[Opening Page excerpt section]

Pretraining with hierarchical memories: separating long-tail and common knowledge

Published: 26 Jan 2026, Last Modified: 11 Apr 2026ICLR 2026 PosterEveryoneRevisionsBibTeXCC BY 4.0
Keywords: Large language models, pretraining, memory, long-tail, knowledge, reasoning, forgetting
TL;DR: We pretrain transformers with hierarchical parametric memories that automatically store long-tail world knowledge, fetched by context at inference time to boost small language model performance.
Abstract: The impressive performance gains of modern language models currently rely on scaling parameters: larger models store more world knowledge and reason better. Yet compressing all world knowledge into parameters is unnecessary, as only a fraction is used per prompt, and impractical for edge devices with limited inference-time memory and compute. We address this shortcoming by a memory-augmented architecture and a pretraining strategy aligned with existing hardware paradigms. We introduce small language models that access large hierarchical parametric memory banks encoding world knowledge. Our pretraining learns to store long-tail world knowledge in the memory parameters, while the small language model acts as an anchor capturing common knowledge and general reasoning abilities. Through trillion-token-scale experiments, we show significant gains: a 160M-parameters model augmented with an 18M-parameters memory fetched from a 4.6B memory bank obtains comparable performance to a regular model with more than 2x the parameters. We study the optimal type and size of parametric memories in transformers, scaling them to over 21B parameters. We find that our proposed hierarchical feed-forward memories work robustly across transformer architectures, whether added during pretraining or post-hoc.

[Closing Page excerpt section]

Your assignment> Please rewrite the hierarchical-memory pretraining page between "Published: 26 Jan" and "language model performance.", inclusive, putting "parametric memory modules" in place of "parametric memories". The material after this plays no part in it.

[Opening Data extracts section]

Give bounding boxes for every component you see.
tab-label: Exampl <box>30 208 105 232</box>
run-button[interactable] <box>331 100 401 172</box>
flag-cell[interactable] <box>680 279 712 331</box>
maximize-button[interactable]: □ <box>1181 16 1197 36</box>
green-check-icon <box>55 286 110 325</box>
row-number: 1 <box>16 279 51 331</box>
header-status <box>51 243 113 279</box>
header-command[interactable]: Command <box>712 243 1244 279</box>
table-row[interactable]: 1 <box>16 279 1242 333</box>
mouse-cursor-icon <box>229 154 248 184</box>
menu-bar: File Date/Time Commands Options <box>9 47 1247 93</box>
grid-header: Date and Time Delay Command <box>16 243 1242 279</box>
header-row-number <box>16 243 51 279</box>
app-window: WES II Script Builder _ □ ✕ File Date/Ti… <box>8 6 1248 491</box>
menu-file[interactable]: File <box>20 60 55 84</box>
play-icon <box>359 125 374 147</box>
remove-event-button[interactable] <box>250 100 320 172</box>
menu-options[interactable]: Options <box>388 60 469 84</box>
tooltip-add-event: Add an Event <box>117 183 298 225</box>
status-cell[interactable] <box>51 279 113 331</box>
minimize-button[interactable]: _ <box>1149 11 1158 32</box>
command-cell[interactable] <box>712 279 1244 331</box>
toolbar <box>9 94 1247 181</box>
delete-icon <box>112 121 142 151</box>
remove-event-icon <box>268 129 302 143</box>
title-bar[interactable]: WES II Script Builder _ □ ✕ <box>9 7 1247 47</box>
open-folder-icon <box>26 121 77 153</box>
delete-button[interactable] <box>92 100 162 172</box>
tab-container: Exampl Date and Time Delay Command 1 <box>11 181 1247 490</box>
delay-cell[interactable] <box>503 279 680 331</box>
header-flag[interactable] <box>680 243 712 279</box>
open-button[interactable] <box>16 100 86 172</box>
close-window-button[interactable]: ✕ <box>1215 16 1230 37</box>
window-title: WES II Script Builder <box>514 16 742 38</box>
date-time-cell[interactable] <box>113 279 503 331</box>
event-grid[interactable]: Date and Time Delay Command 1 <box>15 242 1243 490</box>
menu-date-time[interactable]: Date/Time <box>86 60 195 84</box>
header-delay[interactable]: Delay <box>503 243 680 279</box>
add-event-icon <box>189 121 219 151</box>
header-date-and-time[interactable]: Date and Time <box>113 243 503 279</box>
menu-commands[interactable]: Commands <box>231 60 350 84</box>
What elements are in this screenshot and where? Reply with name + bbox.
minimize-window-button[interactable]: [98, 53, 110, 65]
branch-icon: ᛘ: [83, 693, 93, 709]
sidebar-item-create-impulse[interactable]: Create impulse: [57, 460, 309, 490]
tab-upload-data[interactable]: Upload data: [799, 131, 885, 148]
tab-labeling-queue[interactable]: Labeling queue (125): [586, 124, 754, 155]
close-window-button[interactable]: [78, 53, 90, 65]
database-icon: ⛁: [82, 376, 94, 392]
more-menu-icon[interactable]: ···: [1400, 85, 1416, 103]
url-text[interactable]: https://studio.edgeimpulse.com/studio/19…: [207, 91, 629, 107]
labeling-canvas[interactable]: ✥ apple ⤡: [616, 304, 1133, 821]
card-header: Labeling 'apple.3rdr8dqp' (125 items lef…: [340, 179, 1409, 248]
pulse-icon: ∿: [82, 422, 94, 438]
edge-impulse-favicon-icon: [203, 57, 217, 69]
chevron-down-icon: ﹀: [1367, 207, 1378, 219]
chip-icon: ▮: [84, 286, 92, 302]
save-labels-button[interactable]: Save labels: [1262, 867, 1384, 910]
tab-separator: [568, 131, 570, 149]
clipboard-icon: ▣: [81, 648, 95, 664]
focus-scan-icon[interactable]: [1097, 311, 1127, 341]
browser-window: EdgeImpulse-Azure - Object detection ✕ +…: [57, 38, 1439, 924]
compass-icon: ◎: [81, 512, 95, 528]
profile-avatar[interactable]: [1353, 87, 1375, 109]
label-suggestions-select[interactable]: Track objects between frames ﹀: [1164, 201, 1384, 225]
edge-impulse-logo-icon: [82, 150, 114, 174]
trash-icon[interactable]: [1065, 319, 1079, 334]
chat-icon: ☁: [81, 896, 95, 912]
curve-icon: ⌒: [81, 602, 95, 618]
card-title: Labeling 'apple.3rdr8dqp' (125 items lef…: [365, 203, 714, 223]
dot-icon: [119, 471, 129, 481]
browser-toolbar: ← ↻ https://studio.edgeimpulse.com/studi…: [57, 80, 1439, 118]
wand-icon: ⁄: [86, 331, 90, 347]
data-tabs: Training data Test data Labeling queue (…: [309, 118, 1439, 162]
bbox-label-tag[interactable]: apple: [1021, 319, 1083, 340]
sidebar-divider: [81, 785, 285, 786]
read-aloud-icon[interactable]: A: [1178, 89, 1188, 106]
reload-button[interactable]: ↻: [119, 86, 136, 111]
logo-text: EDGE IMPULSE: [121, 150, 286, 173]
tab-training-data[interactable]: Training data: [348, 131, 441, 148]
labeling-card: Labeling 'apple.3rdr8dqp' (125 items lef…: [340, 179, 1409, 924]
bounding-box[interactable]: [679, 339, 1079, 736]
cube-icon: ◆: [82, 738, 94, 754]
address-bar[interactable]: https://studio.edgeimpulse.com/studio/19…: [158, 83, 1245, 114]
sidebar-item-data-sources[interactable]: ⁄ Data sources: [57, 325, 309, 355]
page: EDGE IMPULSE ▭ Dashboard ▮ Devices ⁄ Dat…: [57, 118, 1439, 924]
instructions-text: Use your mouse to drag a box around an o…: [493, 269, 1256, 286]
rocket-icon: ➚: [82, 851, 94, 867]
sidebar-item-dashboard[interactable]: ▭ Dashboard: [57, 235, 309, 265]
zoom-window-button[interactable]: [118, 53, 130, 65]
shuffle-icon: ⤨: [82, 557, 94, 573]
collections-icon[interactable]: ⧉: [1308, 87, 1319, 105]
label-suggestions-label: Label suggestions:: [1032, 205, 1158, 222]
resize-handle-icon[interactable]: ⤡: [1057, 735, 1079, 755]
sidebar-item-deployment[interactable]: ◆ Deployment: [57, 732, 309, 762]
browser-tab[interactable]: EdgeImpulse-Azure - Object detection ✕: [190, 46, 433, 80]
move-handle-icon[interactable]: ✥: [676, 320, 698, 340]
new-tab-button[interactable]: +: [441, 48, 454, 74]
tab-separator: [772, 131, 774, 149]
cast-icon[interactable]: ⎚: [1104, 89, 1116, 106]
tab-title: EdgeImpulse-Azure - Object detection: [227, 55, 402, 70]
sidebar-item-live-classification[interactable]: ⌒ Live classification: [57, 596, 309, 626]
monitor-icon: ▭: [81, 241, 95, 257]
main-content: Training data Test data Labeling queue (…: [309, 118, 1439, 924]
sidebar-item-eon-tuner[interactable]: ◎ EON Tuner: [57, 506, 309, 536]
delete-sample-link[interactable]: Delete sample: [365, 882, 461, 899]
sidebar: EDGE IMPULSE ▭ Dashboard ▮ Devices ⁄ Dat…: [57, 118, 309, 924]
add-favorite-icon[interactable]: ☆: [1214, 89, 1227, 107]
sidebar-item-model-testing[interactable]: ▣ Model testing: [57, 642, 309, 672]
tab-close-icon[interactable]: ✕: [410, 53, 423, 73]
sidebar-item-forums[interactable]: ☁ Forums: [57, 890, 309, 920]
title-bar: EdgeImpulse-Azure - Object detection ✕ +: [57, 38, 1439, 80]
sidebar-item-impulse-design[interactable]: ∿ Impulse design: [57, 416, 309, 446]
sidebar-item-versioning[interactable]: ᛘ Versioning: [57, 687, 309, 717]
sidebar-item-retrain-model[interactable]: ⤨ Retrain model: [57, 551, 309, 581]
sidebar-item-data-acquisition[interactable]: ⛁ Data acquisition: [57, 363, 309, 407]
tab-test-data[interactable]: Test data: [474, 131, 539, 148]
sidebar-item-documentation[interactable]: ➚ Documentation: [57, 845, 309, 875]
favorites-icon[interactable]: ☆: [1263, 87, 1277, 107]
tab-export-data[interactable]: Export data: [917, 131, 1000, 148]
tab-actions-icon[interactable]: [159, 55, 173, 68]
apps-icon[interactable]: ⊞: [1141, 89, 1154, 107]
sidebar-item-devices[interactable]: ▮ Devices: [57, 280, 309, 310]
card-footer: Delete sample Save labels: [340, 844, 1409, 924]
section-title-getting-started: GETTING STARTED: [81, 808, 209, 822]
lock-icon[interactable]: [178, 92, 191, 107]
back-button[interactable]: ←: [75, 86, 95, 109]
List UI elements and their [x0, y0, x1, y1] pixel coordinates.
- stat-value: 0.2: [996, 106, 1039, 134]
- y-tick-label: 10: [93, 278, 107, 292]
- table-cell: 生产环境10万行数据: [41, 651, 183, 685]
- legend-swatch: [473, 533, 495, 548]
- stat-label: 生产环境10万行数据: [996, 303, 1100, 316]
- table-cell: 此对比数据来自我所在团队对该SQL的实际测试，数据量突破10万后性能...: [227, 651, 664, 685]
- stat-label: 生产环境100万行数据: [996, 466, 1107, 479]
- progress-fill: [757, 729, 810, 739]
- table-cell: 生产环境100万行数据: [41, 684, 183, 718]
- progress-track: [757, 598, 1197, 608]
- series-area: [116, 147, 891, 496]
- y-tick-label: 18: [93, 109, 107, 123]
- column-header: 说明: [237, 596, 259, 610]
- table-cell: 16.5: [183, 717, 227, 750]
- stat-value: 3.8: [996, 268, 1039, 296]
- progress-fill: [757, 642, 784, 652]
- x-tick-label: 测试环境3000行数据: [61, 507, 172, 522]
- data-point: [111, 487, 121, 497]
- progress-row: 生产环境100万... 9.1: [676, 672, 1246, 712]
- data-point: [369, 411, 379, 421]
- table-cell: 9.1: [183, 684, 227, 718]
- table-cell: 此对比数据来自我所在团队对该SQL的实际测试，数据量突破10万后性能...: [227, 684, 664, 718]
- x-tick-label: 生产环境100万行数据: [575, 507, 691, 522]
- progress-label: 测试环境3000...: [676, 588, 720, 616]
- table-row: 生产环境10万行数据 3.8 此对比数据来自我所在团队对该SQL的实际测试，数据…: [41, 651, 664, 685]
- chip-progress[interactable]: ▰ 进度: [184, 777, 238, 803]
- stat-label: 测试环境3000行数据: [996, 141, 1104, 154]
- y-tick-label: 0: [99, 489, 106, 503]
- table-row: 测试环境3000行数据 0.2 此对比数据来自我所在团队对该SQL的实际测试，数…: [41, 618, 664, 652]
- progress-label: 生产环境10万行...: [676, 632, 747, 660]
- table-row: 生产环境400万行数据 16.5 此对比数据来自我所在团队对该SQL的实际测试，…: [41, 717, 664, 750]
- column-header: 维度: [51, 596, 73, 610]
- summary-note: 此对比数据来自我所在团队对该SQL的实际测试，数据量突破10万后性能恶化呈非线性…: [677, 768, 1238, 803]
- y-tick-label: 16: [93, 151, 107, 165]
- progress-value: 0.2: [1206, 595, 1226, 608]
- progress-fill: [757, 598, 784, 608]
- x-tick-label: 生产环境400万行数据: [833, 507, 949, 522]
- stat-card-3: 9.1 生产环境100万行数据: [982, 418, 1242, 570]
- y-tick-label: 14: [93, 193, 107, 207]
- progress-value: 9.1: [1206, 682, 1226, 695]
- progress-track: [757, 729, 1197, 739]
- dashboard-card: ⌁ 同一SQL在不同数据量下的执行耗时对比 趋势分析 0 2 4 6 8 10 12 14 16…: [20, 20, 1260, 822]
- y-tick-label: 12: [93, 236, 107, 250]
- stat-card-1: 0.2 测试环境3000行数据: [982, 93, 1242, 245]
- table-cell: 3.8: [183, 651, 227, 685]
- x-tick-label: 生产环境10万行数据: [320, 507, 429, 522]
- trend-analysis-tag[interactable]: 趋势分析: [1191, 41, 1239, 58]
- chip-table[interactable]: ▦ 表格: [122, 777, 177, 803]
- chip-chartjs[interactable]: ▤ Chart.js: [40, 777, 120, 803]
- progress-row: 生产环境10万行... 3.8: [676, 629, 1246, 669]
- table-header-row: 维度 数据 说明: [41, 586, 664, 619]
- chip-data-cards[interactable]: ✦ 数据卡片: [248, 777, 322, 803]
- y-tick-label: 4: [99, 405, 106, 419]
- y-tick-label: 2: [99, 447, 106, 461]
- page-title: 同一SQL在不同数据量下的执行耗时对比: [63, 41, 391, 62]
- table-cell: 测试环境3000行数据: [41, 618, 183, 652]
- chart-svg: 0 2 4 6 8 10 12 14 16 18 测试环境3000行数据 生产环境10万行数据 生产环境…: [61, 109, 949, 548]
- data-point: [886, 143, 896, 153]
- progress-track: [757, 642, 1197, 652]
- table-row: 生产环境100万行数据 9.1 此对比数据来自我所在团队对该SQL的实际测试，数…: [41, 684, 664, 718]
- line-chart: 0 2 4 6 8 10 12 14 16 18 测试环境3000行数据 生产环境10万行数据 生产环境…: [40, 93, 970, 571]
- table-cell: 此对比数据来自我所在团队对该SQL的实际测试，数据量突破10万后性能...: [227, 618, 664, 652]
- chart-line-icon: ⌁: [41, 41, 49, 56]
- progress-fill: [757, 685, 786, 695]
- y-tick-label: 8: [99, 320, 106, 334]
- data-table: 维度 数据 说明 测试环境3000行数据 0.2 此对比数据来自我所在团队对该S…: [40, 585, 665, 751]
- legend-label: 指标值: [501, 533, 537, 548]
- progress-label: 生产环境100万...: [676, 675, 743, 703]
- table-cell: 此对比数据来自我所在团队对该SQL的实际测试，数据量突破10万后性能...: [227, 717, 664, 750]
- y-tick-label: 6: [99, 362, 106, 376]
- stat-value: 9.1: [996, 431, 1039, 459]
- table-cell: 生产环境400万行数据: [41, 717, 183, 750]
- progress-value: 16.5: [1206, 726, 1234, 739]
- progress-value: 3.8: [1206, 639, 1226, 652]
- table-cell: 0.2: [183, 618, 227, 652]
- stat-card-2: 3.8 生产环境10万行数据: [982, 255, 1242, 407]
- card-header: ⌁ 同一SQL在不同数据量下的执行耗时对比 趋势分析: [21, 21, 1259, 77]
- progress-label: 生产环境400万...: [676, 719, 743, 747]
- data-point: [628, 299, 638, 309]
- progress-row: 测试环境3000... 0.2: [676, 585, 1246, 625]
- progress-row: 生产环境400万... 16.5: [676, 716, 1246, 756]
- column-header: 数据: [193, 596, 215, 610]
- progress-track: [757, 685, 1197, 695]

[Closing Data extracts section]

Response area>
Published: 26 Jan 2026, Last Modified: 11 Apr 2026ICLR 2026 PosterEveryoneRevisionsBibTeXCC BY 4.0
Keywords: Large language models, pretraining, memory, long-tail, knowledge, reasoning, forgetting
TL;DR: We pretrain transformers with hierarchical parametric memory modules that automatically store long-tail world knowledge, fetched by context at inference time to boost small language model performance.